_PROVIDED INFORMATION:_
Segment Open

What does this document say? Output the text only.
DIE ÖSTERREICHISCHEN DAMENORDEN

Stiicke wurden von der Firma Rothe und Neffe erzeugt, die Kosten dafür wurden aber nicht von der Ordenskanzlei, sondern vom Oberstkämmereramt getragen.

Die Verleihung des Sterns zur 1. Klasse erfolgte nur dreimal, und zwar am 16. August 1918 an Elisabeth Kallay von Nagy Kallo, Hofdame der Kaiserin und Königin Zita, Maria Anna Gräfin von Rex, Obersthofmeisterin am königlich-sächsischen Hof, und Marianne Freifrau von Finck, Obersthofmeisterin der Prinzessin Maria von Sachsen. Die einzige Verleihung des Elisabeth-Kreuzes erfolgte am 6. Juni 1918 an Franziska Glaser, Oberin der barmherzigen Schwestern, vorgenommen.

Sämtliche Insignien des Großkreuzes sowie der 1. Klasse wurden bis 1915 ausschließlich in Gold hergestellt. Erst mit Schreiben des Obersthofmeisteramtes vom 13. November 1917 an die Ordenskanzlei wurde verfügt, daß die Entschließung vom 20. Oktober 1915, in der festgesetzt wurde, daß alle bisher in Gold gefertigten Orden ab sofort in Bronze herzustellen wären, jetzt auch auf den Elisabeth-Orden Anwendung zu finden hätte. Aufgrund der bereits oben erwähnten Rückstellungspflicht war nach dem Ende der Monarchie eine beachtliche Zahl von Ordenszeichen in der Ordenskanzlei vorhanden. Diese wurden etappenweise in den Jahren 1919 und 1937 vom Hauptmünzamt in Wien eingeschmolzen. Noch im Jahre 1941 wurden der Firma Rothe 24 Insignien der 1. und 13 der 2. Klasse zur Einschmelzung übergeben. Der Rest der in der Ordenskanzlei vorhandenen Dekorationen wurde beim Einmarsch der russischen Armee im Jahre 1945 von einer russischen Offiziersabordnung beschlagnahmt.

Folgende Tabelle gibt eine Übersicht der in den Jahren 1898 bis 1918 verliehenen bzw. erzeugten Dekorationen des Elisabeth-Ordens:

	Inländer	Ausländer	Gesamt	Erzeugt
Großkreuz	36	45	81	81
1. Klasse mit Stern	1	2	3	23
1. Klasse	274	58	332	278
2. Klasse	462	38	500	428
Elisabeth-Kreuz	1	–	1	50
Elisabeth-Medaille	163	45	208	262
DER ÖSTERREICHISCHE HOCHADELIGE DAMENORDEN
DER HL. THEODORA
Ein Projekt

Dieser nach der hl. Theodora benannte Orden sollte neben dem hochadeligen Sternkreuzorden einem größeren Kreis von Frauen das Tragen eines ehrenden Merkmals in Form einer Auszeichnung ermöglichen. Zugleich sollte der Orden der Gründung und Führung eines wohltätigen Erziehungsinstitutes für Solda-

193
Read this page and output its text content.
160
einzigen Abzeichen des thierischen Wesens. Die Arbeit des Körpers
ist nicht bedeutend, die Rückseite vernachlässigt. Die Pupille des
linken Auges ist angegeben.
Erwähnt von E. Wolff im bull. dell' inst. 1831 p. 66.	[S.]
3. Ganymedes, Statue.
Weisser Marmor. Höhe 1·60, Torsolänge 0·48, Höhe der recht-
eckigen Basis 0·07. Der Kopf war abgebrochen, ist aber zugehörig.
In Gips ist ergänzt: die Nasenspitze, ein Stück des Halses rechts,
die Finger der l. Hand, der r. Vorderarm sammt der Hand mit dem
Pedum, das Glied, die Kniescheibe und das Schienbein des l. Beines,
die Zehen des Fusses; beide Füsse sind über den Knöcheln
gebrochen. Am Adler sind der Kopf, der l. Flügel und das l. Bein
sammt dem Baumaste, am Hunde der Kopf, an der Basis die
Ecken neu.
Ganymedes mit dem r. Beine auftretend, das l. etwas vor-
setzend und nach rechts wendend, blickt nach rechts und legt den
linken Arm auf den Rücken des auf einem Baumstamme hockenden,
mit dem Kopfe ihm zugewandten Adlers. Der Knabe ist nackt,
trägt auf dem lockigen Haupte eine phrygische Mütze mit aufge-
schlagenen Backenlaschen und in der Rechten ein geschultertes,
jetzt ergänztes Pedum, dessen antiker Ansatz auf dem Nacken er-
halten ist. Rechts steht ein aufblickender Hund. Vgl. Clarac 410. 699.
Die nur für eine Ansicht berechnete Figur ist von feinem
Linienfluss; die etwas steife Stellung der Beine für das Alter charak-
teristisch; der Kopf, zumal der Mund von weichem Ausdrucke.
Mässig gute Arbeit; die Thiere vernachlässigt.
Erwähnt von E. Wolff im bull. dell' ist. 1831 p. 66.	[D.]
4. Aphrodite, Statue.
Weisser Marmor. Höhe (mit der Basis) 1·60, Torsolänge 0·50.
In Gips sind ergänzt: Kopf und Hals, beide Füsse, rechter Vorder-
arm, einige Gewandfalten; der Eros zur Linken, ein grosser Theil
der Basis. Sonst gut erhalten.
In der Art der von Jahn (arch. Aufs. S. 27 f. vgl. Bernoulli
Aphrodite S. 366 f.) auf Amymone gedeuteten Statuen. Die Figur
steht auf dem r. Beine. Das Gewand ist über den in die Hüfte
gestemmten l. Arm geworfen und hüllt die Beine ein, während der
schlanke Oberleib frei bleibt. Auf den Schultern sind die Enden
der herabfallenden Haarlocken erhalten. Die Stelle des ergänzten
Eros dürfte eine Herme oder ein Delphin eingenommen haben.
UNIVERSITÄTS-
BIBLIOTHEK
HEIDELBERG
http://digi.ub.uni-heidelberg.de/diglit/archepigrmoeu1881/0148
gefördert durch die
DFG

Segment Closed

_EXERCISE:_ In the records above, find the lines holding "erhalten". Copy each one.

_TASK SOLUTION:_
der Basis. Sonst gut erhalten.
der herabfallenden Haarlocken erhalten. Die Stelle des ergänzten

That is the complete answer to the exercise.